- Exercise -
Find the lines of data that contain the string "JSON", then list them.

Entries from a dataset:
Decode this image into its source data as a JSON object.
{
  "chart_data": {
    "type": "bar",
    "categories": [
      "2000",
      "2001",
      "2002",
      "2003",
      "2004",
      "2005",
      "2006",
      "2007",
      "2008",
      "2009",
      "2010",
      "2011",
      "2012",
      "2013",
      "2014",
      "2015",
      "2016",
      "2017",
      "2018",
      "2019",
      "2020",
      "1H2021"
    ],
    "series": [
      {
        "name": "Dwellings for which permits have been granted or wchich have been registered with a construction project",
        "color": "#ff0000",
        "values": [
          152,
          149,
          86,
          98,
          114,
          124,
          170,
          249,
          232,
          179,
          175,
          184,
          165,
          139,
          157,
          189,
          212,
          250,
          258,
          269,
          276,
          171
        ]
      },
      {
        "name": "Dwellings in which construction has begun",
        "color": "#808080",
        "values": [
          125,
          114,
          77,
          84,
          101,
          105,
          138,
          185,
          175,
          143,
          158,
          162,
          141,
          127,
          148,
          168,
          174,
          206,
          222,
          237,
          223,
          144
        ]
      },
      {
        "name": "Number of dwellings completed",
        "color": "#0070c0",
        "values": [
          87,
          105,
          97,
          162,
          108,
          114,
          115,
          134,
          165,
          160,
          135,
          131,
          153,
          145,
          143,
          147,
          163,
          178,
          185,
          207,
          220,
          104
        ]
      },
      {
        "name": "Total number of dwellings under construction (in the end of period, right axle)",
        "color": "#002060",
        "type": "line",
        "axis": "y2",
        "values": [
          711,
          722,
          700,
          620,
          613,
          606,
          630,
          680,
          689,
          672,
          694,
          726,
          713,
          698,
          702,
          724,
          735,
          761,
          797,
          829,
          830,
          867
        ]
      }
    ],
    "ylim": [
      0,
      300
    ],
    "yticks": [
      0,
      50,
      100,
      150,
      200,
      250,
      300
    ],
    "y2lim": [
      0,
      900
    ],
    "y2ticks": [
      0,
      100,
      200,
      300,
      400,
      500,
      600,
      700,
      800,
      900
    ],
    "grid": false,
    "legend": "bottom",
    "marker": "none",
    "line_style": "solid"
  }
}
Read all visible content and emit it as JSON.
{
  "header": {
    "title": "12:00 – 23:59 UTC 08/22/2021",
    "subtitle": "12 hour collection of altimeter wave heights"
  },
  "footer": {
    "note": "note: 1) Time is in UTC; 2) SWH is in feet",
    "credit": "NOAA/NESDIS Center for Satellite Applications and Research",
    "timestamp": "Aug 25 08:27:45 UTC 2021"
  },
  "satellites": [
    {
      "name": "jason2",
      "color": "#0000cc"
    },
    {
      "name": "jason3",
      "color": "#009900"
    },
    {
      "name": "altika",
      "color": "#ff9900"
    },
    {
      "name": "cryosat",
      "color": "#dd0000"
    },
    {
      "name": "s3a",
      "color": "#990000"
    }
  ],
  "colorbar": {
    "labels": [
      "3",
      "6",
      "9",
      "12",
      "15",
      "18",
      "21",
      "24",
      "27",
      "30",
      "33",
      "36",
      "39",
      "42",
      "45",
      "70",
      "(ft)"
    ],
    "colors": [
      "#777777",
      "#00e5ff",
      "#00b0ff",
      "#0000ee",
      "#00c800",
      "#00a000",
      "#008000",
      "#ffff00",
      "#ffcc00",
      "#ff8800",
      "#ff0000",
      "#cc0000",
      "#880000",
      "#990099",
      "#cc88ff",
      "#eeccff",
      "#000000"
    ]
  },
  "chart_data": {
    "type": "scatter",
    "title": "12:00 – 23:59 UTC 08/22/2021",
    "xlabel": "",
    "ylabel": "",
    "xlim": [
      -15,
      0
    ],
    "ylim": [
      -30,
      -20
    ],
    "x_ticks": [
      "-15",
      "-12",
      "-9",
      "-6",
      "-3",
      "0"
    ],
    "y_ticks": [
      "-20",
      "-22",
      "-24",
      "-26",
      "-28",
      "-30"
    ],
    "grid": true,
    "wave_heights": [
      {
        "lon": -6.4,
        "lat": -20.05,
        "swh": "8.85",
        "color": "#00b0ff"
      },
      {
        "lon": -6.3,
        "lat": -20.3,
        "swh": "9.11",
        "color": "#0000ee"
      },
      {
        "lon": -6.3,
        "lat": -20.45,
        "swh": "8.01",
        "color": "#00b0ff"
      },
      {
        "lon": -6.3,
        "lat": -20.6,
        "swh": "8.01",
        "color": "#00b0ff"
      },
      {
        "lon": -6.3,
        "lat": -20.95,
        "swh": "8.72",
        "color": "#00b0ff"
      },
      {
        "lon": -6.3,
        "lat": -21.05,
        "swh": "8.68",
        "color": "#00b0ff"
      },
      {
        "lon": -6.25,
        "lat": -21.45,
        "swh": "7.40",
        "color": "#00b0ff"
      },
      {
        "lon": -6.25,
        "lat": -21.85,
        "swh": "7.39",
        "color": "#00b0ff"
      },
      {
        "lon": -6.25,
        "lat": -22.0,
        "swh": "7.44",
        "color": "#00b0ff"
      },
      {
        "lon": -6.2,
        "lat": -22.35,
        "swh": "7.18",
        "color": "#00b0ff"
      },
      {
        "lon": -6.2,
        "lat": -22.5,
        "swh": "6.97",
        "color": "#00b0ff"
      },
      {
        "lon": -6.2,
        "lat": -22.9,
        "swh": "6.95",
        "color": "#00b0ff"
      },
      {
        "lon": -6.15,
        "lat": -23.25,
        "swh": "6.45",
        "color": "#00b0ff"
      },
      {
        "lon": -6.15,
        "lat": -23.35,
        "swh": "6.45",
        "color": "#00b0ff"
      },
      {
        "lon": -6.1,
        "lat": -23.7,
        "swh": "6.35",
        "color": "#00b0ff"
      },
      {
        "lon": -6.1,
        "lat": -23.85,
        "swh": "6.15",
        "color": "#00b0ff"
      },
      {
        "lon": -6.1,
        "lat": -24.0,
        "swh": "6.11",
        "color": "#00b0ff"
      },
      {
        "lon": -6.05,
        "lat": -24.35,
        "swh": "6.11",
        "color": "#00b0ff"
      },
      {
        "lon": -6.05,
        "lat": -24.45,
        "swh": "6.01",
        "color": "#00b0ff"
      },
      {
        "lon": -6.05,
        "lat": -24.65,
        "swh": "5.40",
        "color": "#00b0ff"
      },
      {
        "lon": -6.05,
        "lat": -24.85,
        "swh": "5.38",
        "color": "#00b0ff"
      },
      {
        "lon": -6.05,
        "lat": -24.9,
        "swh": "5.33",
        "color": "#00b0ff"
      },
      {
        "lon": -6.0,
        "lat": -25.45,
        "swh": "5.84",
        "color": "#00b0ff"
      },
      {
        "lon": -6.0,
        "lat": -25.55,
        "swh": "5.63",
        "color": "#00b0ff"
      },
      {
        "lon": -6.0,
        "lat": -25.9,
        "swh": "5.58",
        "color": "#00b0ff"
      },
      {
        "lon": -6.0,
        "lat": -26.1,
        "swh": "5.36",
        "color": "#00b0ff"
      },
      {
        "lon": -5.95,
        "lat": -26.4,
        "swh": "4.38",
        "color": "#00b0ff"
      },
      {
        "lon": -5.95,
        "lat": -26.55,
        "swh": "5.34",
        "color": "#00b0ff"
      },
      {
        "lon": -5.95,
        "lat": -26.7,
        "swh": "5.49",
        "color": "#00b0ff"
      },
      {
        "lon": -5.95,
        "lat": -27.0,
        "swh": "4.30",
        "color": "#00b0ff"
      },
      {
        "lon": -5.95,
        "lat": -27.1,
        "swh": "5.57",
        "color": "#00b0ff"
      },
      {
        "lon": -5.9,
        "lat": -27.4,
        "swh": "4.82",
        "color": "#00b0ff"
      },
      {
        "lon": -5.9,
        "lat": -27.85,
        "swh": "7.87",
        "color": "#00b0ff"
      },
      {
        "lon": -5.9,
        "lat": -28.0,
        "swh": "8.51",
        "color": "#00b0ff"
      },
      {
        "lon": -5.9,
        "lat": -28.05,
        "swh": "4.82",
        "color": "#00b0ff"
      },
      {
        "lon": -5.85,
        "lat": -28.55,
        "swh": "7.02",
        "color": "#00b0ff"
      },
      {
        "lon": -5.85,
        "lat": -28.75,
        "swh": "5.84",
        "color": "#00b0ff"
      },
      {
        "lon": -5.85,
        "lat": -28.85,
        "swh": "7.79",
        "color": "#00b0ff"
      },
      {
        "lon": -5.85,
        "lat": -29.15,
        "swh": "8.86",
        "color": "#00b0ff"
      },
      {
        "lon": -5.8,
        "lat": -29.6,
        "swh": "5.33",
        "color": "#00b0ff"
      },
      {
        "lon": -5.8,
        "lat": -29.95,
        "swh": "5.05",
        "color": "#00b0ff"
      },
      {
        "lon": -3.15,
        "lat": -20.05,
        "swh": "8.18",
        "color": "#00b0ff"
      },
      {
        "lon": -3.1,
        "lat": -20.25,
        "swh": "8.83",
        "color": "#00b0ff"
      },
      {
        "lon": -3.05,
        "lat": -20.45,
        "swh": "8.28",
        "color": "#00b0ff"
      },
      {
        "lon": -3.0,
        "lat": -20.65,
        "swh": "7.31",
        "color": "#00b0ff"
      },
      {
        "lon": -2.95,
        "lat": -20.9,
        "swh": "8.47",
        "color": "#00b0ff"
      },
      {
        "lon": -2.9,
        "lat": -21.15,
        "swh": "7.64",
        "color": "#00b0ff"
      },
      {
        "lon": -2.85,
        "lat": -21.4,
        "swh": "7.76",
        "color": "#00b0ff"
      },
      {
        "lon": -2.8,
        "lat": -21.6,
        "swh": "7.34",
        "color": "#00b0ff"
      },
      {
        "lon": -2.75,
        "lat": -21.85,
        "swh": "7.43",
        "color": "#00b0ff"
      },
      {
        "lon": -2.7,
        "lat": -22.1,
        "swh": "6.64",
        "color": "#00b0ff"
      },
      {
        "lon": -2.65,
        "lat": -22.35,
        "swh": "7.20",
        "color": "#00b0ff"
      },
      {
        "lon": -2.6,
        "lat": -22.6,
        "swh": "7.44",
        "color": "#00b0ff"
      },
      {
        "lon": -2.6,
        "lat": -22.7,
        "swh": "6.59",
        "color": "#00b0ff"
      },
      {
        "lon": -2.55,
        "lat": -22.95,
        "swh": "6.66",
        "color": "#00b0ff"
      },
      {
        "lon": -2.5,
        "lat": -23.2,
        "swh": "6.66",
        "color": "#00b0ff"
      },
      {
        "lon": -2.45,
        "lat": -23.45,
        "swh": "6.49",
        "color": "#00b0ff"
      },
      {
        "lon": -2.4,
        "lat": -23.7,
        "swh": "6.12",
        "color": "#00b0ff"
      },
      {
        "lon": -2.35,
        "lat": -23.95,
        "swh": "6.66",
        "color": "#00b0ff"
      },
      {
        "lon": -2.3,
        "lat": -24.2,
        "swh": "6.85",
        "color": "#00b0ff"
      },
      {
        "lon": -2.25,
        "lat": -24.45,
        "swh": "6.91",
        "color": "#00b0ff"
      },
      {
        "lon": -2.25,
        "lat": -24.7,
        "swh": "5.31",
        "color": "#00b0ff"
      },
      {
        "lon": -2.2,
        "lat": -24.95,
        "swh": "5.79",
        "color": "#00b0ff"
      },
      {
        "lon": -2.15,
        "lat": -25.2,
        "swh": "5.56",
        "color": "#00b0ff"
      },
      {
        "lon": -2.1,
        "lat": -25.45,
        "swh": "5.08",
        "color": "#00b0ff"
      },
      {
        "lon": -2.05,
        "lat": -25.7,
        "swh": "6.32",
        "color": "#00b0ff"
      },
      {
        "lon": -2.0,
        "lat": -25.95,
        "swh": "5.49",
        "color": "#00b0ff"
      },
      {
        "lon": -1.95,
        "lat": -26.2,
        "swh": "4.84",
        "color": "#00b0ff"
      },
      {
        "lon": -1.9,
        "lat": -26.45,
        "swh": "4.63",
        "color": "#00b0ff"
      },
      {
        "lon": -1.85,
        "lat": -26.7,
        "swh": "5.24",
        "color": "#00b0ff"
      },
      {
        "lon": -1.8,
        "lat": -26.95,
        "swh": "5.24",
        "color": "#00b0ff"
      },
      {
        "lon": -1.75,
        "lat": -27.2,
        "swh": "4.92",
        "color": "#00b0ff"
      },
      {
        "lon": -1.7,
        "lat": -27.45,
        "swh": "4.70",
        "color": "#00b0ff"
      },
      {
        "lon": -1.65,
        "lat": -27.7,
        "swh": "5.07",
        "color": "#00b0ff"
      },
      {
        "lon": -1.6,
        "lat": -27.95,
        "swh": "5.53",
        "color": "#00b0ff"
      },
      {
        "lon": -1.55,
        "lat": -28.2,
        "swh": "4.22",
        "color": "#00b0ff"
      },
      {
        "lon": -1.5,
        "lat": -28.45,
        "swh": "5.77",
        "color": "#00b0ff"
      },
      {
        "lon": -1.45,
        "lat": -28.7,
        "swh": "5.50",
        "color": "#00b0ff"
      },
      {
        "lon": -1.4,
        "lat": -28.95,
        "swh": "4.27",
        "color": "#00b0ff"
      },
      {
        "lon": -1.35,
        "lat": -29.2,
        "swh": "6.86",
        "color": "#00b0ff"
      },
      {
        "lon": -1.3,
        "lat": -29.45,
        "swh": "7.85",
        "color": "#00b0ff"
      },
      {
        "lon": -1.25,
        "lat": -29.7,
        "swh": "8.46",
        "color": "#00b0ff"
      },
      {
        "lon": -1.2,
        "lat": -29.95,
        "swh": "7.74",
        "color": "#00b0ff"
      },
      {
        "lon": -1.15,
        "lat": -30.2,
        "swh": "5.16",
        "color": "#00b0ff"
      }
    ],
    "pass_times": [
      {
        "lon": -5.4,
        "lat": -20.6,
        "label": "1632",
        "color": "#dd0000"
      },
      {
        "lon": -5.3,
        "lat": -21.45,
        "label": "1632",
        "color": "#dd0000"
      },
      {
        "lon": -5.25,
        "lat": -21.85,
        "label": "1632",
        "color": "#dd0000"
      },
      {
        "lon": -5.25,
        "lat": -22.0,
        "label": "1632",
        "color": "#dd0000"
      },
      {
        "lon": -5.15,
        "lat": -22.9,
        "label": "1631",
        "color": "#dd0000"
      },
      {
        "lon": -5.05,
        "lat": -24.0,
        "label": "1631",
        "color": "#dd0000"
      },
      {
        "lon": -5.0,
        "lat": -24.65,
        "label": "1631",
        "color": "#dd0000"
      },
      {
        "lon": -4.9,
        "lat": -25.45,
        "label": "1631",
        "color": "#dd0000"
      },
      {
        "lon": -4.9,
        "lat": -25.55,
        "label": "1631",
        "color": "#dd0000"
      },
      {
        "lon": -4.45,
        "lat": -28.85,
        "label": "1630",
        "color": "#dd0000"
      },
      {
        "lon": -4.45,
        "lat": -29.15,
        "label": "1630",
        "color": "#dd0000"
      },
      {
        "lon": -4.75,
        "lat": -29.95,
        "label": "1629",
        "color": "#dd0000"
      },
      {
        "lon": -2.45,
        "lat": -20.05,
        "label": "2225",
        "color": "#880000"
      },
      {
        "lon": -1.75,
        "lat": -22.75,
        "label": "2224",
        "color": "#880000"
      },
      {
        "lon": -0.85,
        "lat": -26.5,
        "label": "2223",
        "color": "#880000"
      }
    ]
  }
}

- Task output -
Decode this image into its source data as a JSON object.
Read all visible content and emit it as JSON.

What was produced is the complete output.